Extracted data entries
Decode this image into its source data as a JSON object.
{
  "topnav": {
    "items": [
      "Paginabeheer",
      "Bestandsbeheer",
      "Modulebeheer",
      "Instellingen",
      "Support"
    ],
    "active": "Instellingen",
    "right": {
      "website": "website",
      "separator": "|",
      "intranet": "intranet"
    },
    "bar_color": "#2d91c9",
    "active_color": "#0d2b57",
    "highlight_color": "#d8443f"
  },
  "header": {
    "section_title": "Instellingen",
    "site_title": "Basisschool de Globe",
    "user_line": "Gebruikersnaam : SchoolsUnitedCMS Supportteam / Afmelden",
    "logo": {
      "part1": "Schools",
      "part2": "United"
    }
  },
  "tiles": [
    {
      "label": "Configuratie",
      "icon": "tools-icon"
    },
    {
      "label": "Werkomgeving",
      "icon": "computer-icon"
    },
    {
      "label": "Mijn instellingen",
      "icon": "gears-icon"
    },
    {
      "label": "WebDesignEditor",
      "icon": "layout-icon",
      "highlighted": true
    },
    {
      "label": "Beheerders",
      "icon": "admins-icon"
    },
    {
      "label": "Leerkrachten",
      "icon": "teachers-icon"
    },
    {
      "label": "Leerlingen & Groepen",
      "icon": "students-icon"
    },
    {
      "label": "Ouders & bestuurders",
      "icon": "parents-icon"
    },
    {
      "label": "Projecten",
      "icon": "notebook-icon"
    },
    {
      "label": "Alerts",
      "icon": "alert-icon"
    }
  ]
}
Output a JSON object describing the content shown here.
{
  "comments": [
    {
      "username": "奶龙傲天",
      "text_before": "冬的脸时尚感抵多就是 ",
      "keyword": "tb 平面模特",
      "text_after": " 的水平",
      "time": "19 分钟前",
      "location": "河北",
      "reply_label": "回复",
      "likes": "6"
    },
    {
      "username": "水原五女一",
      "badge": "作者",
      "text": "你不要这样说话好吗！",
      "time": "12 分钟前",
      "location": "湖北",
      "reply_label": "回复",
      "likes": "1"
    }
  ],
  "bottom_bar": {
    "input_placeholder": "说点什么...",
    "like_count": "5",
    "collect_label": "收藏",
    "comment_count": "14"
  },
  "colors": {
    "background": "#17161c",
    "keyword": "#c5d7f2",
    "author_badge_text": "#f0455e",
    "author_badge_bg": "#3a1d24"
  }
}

### What the exercise asks
Produce an exact copy of every entry above.

### Exercise response
Decode this image into its source data as a JSON object.
{
  "topnav": {
    "items": [
      "Paginabeheer",
      "Bestandsbeheer",
      "Modulebeheer",
      "Instellingen",
      "Support"
    ],
    "active": "Instellingen",
    "right": {
      "website": "website",
      "separator": "|",
      "intranet": "intranet"
    },
    "bar_color": "#2d91c9",
    "active_color": "#0d2b57",
    "highlight_color": "#d8443f"
  },
  "header": {
    "section_title": "Instellingen",
    "site_title": "Basisschool de Globe",
    "user_line": "Gebruikersnaam : SchoolsUnitedCMS Supportteam / Afmelden",
    "logo": {
      "part1": "Schools",
      "part2": "United"
    }
  },
  "tiles": [
    {
      "label": "Configuratie",
      "icon": "tools-icon"
    },
    {
      "label": "Werkomgeving",
      "icon": "computer-icon"
    },
    {
      "label": "Mijn instellingen",
      "icon": "gears-icon"
    },
    {
      "label": "WebDesignEditor",
      "icon": "layout-icon",
      "highlighted": true
    },
    {
      "label": "Beheerders",
      "icon": "admins-icon"
    },
    {
      "label": "Leerkrachten",
      "icon": "teachers-icon"
    },
    {
      "label": "Leerlingen & Groepen",
      "icon": "students-icon"
    },
    {
      "label": "Ouders & bestuurders",
      "icon": "parents-icon"
    },
    {
      "label": "Projecten",
      "icon": "notebook-icon"
    },
    {
      "label": "Alerts",
      "icon": "alert-icon"
    }
  ]
}
Output a JSON object describing the content shown here.
{
  "comments": [
    {
      "username": "奶龙傲天",
      "text_before": "冬的脸时尚感抵多就是 ",
      "keyword": "tb 平面模特",
      "text_after": " 的水平",
      "time": "19 分钟前",
      "location": "河北",
      "reply_label": "回复",
      "likes": "6"
    },
    {
      "username": "水原五女一",
      "badge": "作者",
      "text": "你不要这样说话好吗！",
      "time": "12 分钟前",
      "location": "湖北",
      "reply_label": "回复",
      "likes": "1"
    }
  ],
  "bottom_bar": {
    "input_placeholder": "说点什么...",
    "like_count": "5",
    "collect_label": "收藏",
    "comment_count": "14"
  },
  "colors": {
    "background": "#17161c",
    "keyword": "#c5d7f2",
    "author_badge_text": "#f0455e",
    "author_badge_bg": "#3a1d24"
  }
}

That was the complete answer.